— begin Input data —

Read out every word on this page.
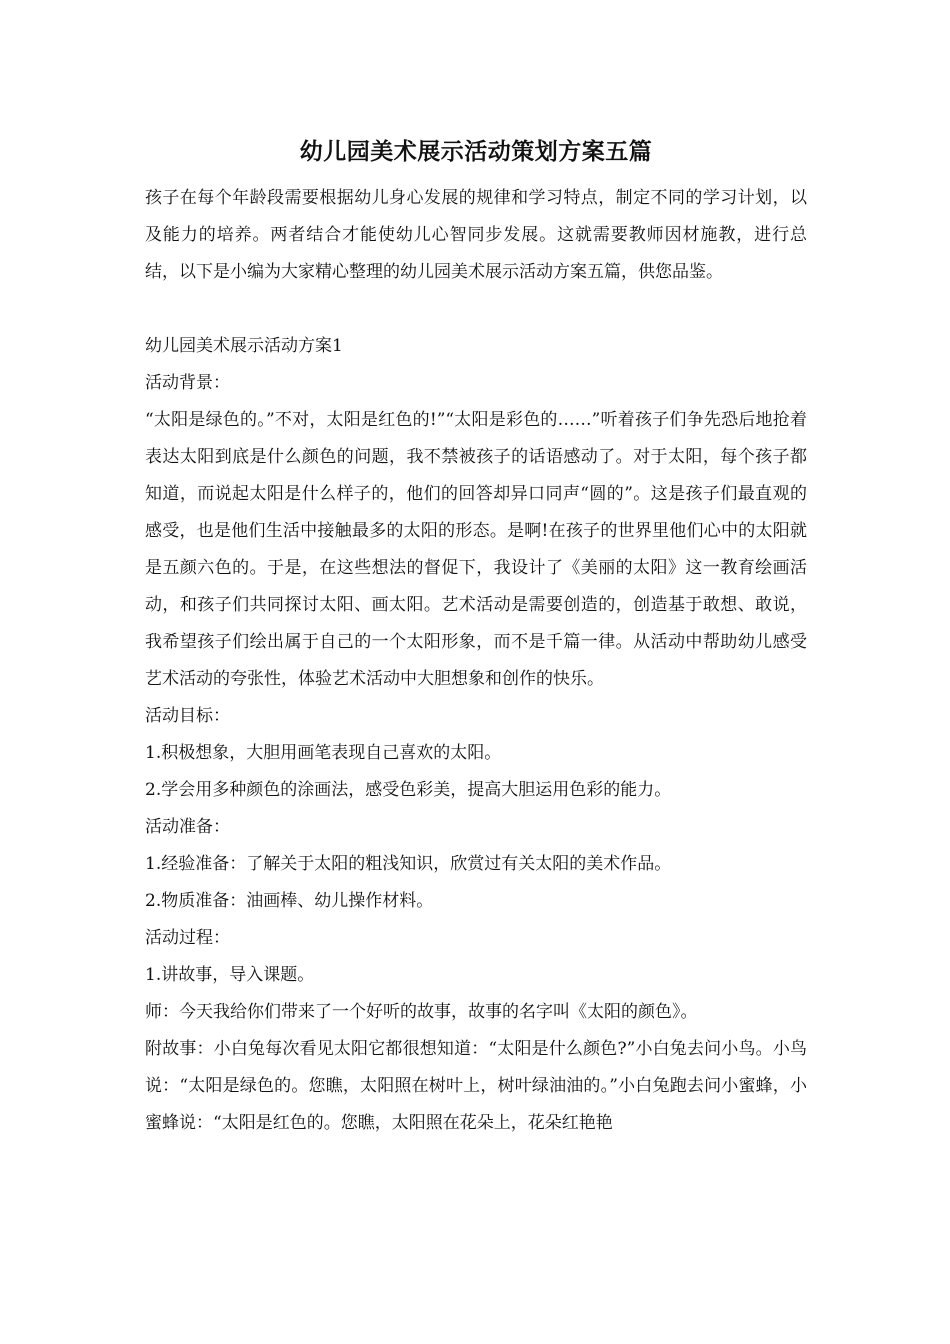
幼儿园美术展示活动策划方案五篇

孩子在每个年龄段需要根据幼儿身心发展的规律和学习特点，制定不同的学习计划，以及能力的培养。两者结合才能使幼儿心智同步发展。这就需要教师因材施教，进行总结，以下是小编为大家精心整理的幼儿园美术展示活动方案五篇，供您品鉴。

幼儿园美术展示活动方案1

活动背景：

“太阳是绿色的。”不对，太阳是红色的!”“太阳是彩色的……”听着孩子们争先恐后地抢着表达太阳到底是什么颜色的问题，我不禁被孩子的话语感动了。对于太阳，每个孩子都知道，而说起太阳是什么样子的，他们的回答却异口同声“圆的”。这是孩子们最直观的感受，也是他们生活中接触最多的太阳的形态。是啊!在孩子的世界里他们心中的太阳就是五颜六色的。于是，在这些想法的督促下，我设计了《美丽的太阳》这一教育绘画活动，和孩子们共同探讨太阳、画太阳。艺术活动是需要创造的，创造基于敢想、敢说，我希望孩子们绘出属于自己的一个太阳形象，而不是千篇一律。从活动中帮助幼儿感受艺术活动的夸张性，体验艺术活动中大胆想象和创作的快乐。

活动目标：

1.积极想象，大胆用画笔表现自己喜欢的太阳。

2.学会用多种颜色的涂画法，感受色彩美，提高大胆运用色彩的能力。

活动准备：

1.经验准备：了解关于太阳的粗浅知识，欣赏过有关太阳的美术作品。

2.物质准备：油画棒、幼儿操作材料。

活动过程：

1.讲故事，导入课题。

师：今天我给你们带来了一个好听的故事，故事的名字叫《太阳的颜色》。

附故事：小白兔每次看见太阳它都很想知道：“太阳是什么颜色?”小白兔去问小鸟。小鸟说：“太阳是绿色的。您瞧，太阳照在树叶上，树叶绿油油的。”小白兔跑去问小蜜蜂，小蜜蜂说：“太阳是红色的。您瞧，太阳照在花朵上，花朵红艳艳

— end Input data —

Copy the listing word for word, excluding its pictures.

Read out every word on this page.
幼儿园美术展示活动策划方案五篇

孩子在每个年龄段需要根据幼儿身心发展的规律和学习特点，制定不同的学习计划，以及能力的培养。两者结合才能使幼儿心智同步发展。这就需要教师因材施教，进行总结，以下是小编为大家精心整理的幼儿园美术展示活动方案五篇，供您品鉴。

幼儿园美术展示活动方案1

活动背景：

“太阳是绿色的。”不对，太阳是红色的!”“太阳是彩色的……”听着孩子们争先恐后地抢着表达太阳到底是什么颜色的问题，我不禁被孩子的话语感动了。对于太阳，每个孩子都知道，而说起太阳是什么样子的，他们的回答却异口同声“圆的”。这是孩子们最直观的感受，也是他们生活中接触最多的太阳的形态。是啊!在孩子的世界里他们心中的太阳就是五颜六色的。于是，在这些想法的督促下，我设计了《美丽的太阳》这一教育绘画活动，和孩子们共同探讨太阳、画太阳。艺术活动是需要创造的，创造基于敢想、敢说，我希望孩子们绘出属于自己的一个太阳形象，而不是千篇一律。从活动中帮助幼儿感受艺术活动的夸张性，体验艺术活动中大胆想象和创作的快乐。

活动目标：

1.积极想象，大胆用画笔表现自己喜欢的太阳。

2.学会用多种颜色的涂画法，感受色彩美，提高大胆运用色彩的能力。

活动准备：

1.经验准备：了解关于太阳的粗浅知识，欣赏过有关太阳的美术作品。

2.物质准备：油画棒、幼儿操作材料。

活动过程：

1.讲故事，导入课题。

师：今天我给你们带来了一个好听的故事，故事的名字叫《太阳的颜色》。

附故事：小白兔每次看见太阳它都很想知道：“太阳是什么颜色?”小白兔去问小鸟。小鸟说：“太阳是绿色的。您瞧，太阳照在树叶上，树叶绿油油的。”小白兔跑去问小蜜蜂，小蜜蜂说：“太阳是红色的。您瞧，太阳照在花朵上，花朵红艳艳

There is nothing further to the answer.